In the blog post about Pittsburgh and NetRoots Nation, where was the NetRoots Nation after-party held?

-- Start Passage to read --

What Pittsburgh Can Learn From NetRoots Nation

Yesterday's post on What NetRoots Nation Can Learn From Pittsburgh was pretty long. Pittsburgh is an old and complicated place. Not everything there is to learn is a good thing, but there is a lot to learn.

This post is shorter. That's partly because NetRoots Nation is a new and relatively simple phenomenon. It's partly because I skeptical that "Pittsburgh," however you might take the place name as standing in for one or more city and regional populations, is capable of learning much of anything. We are who we are, as Popeye might have said. The local folks who are mostly likely to learn from and adapt the ideas and tactics of NetRoots Nation are the folks who are already learning from and adapting the ideas and tactics of NetRoots Nation. Last night I went to the NetRoots Nation after-party at the Warhol Museum. I saw Dok Harris there, and Kevin Acklin. It's possible that Luke Ravenstahl made an appearance; after 11 pm the place got pretty crowded, and when the lines at the bars got 15 people deep, I ducked out. Was Luke there? The place didn't have a Ravenstahl vibe.

-- End Passage to read --
-- Start Dataset records --

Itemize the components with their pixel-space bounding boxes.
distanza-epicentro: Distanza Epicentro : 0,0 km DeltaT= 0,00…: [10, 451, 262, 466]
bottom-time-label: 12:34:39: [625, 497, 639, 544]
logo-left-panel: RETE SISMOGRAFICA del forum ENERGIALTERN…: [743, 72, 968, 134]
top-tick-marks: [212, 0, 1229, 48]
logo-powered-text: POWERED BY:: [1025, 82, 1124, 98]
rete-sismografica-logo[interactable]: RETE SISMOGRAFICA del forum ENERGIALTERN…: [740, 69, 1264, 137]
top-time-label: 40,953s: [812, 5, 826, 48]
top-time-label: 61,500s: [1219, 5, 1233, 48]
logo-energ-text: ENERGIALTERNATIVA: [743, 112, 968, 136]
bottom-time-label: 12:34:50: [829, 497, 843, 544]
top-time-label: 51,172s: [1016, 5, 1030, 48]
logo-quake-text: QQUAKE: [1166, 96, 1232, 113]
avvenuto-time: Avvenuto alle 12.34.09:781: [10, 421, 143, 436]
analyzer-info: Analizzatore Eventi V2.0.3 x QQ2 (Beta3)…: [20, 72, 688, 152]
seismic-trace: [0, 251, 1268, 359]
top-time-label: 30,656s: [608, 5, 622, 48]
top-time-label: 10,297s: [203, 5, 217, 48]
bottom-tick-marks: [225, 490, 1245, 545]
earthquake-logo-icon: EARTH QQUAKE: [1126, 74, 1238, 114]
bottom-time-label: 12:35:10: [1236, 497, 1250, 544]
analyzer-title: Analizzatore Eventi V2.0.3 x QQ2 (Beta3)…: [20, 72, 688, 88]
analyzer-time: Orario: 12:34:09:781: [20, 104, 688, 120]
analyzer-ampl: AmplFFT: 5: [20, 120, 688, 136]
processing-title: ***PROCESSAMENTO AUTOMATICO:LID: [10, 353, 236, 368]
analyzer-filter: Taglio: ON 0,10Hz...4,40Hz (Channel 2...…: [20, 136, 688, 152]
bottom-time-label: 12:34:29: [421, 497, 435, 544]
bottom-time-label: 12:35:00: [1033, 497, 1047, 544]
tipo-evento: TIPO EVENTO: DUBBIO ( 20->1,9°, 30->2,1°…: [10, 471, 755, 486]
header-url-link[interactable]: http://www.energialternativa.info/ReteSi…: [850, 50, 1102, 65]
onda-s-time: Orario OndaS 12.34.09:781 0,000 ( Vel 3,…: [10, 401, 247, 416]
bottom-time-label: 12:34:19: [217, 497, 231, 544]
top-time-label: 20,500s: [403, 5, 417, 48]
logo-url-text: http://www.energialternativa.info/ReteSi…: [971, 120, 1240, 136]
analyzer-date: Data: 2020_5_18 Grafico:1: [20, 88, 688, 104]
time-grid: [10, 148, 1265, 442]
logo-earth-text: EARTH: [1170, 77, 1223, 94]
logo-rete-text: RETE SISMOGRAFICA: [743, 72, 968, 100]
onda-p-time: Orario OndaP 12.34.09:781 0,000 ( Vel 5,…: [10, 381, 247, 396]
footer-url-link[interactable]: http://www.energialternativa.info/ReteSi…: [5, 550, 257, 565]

-- End Dataset records --

Correct output
At the Warhol Museum.